Pick up the passage on maker culture in schools and extend it, beginning right after its final sentence.
— Begin DOCUMENT SECTION —
Weeks later, Steve's laptop is still humming along. It works the exact same way it did before it started having the problems that led Steve to bring it to the tech department in the first place. But Steve does not see it the same way; he is not working with it in the same way.

It is subtle and almost impossible to articulate, but now that Steve has disassembled and reassembled his laptop, he understands more of his own power as a user. He understands that the computer will do anything he tells it to do and that he can tell it to do almost anything he can imagine. Since that time, and for the first time, he has set up “smart mailboxes” and rules in his email, set up multiple databases to prepare for the upcoming school year, and set up a few recipes using IFTTT—“If This Then That,” a service for automating tasks between otherwise disconnected applications. The tech who helped him to fish may have been in a hurry that day or he may have been acting deliberately (or, more likely, some combination of the two). Regardless, when he handed Steve the tools to fix his own laptop, he shifted Steve's view. He made him more of a programmer, more of a maker.

Education is buzzing about “maker culture,” and for good reasons. Look around and you'll see tangible making via physical computing like Arduino or Little Bits or Makey Makey; fabrication like 3D printing and laser cutting; or simply the reemergence of the elements of historical disciplines like home economics (sewing, cooking) and shop (carpentry, automotive).

Then there is the digital side of making, which includes the software and screen-based digital tools to support tangible processes like coding a program in Scratch, designing a 3D model for printing in Sketchup, or drafting a mockup of a piece of furniture in Photoshop. Even Lego has jumped into the game, creating ways for children to build physical Lego creations and then import them into digital worlds.

But the idea of making and its relevance to schools is not new—what is new is that the entry point for accessing both the physical and digital tools and resources needed for making have grown as prices have dropped, user interfaces have been optimized for novices, and attention has shifted (or spread) back to thinking about “technology” as its own discipline (see the reference to the split of the strands in Belief 1).

So what should leaders do in this environment? Quite simply, they have to spread the screwdrivers around, to pick up the screwdrivers themselves, to help make or fix things that facilitate further making or fixing of things. Few activities are better for making learners, making leaders, or making makers … than making itself.
— End DOCUMENT SECTION —
— Begin INFORMATION SUPPLIED —
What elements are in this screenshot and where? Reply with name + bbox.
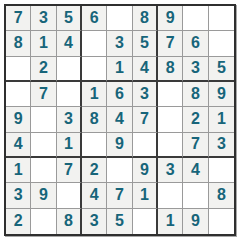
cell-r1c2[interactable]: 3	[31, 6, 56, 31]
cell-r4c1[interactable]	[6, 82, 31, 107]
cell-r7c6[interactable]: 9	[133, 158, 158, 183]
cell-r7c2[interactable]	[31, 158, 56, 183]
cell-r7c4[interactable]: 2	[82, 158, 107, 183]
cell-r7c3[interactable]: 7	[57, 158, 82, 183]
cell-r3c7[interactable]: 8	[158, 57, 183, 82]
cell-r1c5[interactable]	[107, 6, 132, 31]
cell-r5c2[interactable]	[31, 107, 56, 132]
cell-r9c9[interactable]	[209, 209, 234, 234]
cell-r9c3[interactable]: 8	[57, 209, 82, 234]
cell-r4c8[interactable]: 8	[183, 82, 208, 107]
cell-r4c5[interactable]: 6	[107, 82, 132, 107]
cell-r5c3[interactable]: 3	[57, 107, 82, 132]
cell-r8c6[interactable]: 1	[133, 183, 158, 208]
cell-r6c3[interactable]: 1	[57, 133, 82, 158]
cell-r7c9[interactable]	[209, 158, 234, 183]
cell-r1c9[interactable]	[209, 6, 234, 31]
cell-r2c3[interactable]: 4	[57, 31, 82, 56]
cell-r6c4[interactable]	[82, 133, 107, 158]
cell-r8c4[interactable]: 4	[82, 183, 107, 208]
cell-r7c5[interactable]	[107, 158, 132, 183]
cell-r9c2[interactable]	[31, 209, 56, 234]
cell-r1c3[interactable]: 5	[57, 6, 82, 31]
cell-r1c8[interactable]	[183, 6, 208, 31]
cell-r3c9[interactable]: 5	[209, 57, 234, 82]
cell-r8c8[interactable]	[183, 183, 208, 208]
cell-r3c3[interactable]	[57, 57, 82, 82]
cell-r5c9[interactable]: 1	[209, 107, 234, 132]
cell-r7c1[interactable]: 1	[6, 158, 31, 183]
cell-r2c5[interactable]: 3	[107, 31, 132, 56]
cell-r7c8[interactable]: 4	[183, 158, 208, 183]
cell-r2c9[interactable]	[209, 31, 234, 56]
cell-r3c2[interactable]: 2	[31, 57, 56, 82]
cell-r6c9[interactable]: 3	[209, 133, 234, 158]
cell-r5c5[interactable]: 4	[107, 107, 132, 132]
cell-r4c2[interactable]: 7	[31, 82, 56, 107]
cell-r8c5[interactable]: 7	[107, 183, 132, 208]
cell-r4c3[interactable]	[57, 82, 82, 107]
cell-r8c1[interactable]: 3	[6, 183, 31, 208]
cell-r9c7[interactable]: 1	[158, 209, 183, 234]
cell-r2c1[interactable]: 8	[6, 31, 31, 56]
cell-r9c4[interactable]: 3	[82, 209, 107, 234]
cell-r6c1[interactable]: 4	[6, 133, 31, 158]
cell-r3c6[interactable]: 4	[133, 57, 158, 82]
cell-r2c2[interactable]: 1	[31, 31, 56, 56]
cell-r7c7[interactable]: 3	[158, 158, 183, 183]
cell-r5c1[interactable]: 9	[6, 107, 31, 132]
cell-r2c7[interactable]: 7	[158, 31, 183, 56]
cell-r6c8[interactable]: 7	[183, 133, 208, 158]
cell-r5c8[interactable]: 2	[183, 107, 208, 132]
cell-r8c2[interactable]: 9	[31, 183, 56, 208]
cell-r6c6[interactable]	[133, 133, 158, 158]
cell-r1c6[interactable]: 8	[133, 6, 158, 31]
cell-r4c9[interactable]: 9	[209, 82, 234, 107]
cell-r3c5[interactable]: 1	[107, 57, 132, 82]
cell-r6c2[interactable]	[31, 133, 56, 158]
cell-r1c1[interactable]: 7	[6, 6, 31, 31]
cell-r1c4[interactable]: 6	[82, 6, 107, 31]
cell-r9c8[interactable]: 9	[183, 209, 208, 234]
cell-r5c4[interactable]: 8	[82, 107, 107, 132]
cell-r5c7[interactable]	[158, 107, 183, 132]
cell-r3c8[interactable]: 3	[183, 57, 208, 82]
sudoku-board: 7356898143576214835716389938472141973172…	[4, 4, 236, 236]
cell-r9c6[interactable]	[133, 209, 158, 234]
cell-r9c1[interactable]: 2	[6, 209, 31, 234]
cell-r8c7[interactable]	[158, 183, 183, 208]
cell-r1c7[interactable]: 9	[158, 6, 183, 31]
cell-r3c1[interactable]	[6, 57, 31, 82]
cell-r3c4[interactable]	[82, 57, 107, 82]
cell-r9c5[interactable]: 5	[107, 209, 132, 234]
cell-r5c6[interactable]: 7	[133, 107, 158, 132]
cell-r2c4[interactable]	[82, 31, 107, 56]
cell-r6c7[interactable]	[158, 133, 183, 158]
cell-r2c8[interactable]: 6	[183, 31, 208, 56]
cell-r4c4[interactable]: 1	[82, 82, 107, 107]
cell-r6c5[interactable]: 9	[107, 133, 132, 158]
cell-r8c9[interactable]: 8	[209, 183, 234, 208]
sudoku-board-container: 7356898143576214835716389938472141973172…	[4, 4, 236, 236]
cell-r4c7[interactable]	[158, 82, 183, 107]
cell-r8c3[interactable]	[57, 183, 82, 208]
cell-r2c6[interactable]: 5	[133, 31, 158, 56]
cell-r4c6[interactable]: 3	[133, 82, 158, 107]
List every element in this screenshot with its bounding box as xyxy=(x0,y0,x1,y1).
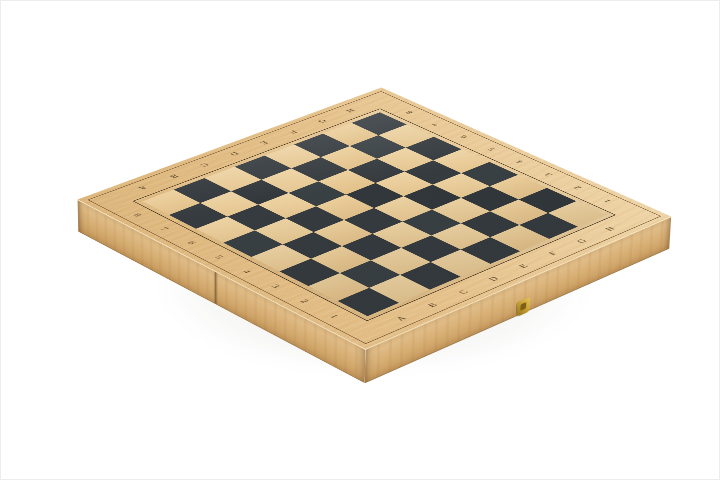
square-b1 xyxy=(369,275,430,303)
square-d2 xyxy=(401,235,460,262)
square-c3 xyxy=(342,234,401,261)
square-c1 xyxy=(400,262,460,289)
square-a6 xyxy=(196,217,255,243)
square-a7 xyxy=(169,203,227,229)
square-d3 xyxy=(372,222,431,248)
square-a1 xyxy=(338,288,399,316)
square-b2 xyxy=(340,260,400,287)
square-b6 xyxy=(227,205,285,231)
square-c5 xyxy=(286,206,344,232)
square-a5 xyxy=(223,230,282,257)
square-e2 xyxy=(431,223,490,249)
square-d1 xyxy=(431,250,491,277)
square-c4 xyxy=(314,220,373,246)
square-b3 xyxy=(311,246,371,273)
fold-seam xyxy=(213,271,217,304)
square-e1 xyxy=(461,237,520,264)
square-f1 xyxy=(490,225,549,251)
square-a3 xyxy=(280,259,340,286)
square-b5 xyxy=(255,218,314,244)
— End INFORMATION SUPPLIED —
--- ANSWER FOR THIS EXERCISE ---
We believe that effective leaders are edging into this mode of thinking and are excited by it. As they lead, they make websites, Twitter handles, hashtags, auto signatures, infographics, slides, movies, and apps. They release prototypes, establish workflows, create models, and develop platforms. They fix fonts, straighten up shared tables, reduce clicks, share workflows, shed steps from those workflows, fix default settings that are bugging people, force updates with upsides when people are comfortable with the old version. They consolidate resources, move old online course material into new school years, write simple programs to eradicate collective headaches. They build partnerships with other school people and other non-school people. They hire sketchnote artists to represent ideas or learn to make sketchnotes themselves. They build … bridges … between people and people, people and machines, machines and machines … continually … in and out of view, and usually more out than in. They iterate continually, reflecting on previous prototypes, applying user feedback, and making the next version—of whatever they are working on—stronger than the last version. You will know you are in the presence of a masterful blended leader when the things around you simply work better, and you are not sure exactly why.

OFF ROLE

A shift in people's thinking comes when we stop associating roles with certain professions or contexts. Designers are in art school; leaders are administrators; learners are students and in school; makers are in workshops. Okay, but …

All humans are all of those things (designers, leaders, learners, makers). The key, we have found, is to realize the potential value of each role in different contexts and in knowing when to shift from one role to another.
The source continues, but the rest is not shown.